■ **Dataset excerpt**
## start
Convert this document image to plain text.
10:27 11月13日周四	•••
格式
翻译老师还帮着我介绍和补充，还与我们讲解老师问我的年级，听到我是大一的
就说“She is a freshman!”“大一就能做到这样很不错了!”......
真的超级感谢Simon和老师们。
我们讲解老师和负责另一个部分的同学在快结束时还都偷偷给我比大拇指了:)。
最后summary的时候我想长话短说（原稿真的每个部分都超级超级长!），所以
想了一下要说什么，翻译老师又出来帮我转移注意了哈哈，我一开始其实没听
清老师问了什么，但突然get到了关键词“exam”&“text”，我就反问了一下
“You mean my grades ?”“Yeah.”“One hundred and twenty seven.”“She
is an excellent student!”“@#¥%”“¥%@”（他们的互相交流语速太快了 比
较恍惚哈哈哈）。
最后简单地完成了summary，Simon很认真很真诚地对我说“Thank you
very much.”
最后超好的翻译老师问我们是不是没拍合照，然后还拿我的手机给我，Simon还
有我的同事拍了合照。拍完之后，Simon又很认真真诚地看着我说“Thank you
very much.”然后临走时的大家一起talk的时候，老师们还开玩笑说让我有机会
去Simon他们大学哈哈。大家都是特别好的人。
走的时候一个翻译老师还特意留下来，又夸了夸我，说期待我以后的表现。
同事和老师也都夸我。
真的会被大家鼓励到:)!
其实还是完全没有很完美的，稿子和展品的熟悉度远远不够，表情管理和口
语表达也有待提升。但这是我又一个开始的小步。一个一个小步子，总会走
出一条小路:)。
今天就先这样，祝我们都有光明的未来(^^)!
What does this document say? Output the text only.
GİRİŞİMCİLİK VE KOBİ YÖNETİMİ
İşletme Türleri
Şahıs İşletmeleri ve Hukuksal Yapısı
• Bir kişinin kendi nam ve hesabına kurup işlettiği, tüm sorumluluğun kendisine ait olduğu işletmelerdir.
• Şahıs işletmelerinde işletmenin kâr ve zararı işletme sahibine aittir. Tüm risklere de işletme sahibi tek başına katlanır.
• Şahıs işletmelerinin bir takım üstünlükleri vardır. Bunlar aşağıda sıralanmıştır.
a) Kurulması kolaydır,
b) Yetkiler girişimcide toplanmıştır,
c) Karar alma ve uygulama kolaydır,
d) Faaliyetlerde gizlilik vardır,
## end
## start
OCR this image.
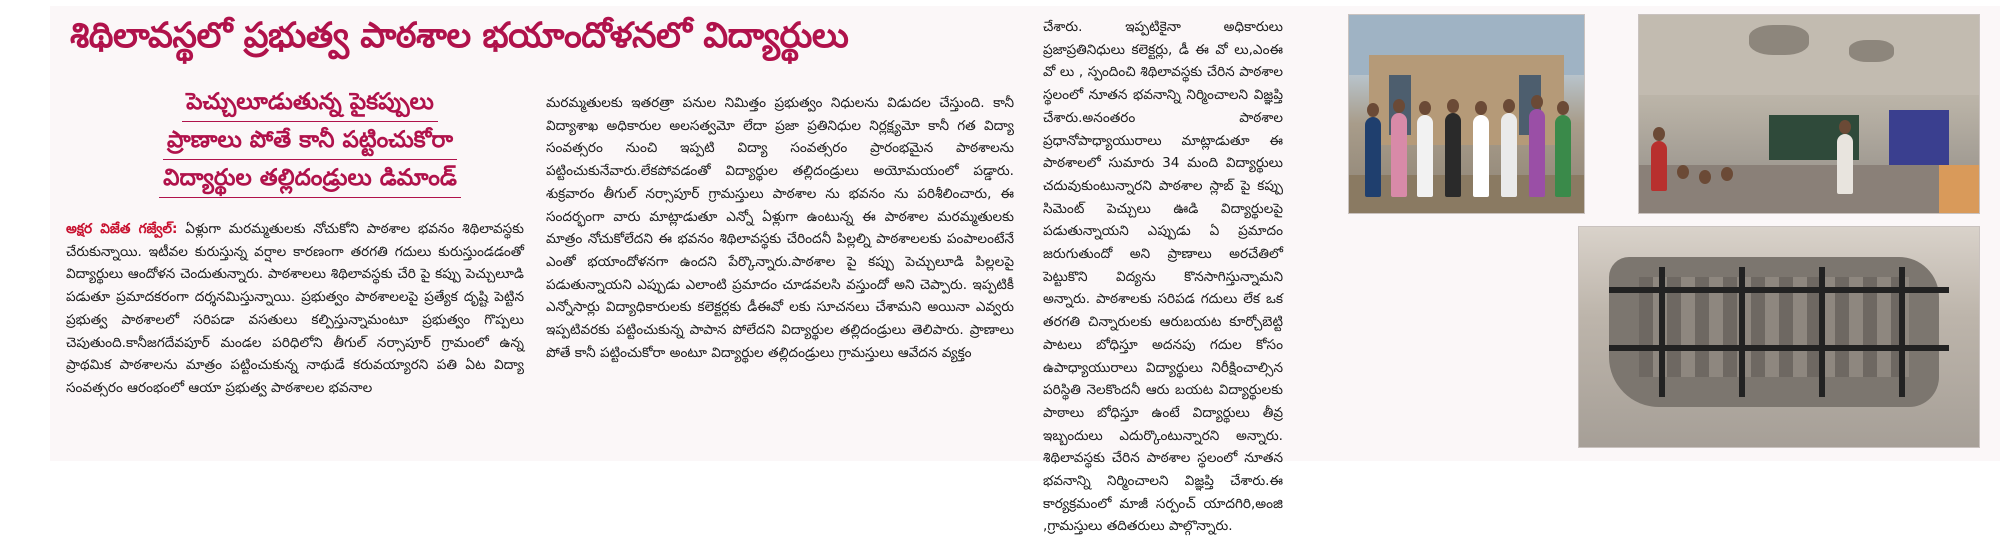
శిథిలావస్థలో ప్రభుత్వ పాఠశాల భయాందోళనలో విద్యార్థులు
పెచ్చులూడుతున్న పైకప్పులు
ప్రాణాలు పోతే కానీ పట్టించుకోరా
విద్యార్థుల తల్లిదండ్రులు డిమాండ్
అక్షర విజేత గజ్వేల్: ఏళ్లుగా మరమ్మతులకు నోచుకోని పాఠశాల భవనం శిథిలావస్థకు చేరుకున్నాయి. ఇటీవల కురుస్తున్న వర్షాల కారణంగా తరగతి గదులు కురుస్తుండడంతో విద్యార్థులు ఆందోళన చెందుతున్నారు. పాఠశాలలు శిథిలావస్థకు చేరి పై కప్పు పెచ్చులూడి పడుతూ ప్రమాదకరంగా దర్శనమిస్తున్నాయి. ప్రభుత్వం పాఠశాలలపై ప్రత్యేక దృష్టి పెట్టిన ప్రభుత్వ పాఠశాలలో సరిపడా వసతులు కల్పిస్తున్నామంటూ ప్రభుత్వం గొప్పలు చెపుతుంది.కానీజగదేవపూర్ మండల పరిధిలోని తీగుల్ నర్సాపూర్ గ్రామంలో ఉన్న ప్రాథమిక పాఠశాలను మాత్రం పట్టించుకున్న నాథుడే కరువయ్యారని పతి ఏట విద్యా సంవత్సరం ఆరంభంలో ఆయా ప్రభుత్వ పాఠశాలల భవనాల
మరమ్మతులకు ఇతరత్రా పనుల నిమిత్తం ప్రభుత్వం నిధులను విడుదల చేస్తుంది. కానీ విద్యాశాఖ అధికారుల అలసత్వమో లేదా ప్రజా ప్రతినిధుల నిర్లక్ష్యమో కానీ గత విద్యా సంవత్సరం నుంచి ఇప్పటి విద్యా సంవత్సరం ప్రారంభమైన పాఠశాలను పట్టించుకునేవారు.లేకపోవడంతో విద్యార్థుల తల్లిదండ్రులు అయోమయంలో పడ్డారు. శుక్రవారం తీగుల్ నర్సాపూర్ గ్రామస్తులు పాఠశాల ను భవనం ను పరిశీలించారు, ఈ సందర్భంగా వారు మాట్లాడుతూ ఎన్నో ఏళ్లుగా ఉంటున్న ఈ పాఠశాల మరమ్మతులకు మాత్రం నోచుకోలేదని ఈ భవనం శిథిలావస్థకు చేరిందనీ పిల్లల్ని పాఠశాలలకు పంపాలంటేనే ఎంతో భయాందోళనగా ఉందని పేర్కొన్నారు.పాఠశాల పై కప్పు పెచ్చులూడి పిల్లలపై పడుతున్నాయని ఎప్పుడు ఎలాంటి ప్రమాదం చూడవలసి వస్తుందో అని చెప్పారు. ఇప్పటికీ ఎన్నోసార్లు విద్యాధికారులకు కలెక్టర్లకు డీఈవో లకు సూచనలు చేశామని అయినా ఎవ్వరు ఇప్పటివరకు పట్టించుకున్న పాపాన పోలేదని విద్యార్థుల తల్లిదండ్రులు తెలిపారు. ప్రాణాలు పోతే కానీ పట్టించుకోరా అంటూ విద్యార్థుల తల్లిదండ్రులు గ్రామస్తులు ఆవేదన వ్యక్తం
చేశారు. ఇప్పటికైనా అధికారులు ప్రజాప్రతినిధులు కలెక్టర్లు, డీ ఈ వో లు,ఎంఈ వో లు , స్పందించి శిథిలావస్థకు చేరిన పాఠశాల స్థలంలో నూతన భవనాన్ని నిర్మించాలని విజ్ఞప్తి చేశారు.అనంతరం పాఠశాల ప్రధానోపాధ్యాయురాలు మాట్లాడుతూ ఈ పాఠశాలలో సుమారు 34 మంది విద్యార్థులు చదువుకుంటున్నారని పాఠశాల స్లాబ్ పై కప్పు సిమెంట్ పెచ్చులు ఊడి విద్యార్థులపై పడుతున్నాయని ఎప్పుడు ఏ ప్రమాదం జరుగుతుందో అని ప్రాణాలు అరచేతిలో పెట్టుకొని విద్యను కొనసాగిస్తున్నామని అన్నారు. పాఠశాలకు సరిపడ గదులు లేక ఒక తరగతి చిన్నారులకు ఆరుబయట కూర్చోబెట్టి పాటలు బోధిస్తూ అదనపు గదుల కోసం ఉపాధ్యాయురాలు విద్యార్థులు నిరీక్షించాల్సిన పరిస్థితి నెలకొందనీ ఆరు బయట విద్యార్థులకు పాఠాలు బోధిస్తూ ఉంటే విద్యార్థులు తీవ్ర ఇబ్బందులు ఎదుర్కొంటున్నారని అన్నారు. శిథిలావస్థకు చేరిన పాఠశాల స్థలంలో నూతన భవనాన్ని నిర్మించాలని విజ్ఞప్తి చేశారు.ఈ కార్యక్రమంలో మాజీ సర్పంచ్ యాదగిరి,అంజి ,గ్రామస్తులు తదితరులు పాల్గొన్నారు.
## end
## start
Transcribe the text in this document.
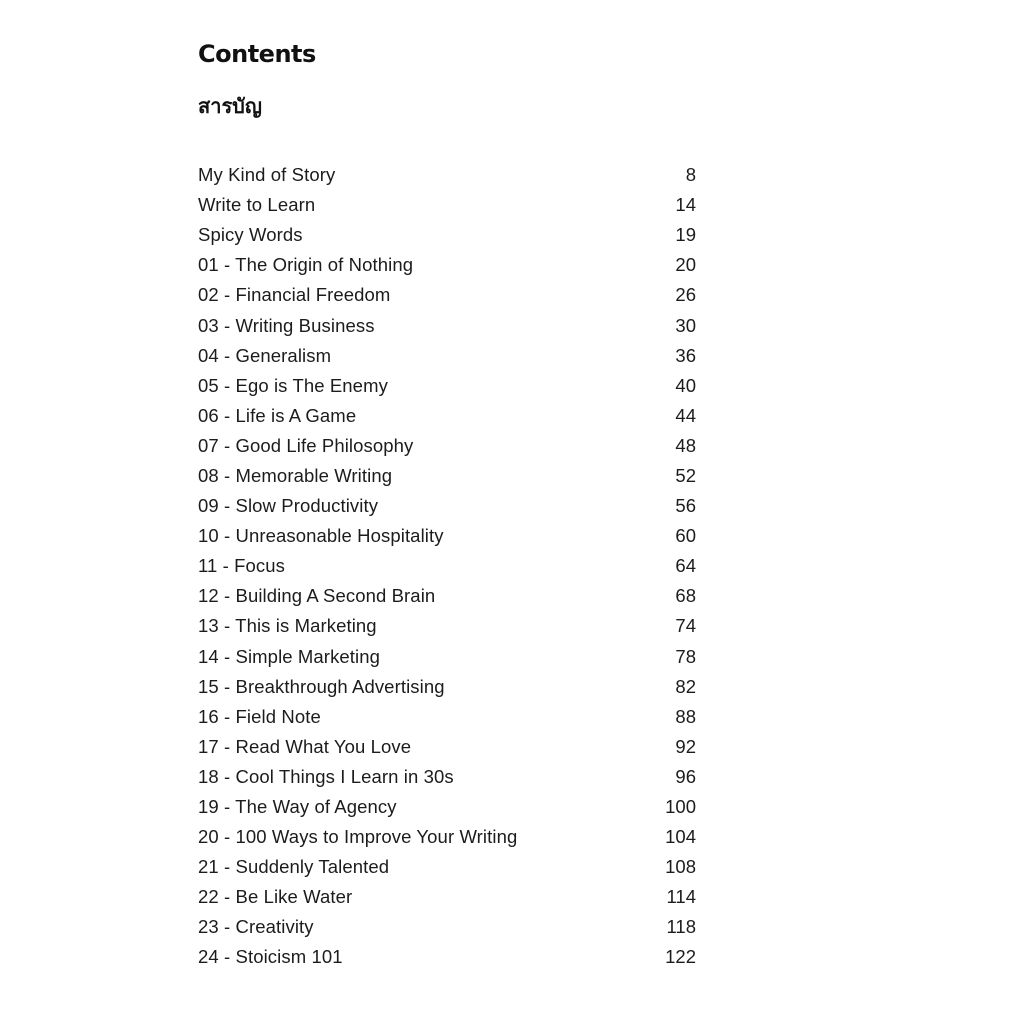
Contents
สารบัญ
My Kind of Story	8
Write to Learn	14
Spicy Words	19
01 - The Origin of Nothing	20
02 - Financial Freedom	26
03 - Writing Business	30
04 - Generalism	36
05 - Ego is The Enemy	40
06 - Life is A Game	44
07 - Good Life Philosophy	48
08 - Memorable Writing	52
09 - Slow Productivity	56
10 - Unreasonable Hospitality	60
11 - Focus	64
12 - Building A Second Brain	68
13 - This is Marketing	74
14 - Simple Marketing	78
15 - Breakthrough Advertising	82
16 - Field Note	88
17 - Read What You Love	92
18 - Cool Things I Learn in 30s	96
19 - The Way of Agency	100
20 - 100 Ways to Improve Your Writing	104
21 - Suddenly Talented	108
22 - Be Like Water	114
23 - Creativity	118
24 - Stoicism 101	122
## end
■ **REQUIREMENT**
Extract from the material all lines containing the string "Şahıs".

■ **OUTPUT FOR THIS EXERCISE**
Şahıs İşletmeleri ve Hukuksal Yapısı
• Şahıs işletmelerinde işletmenin kâr ve zararı işletme sahibine aittir. Tüm risklere de işletme sahibi tek başına katlanır.
• Şahıs işletmelerinin bir takım üstünlükleri vardır. Bunlar aşağıda sıralanmıştır.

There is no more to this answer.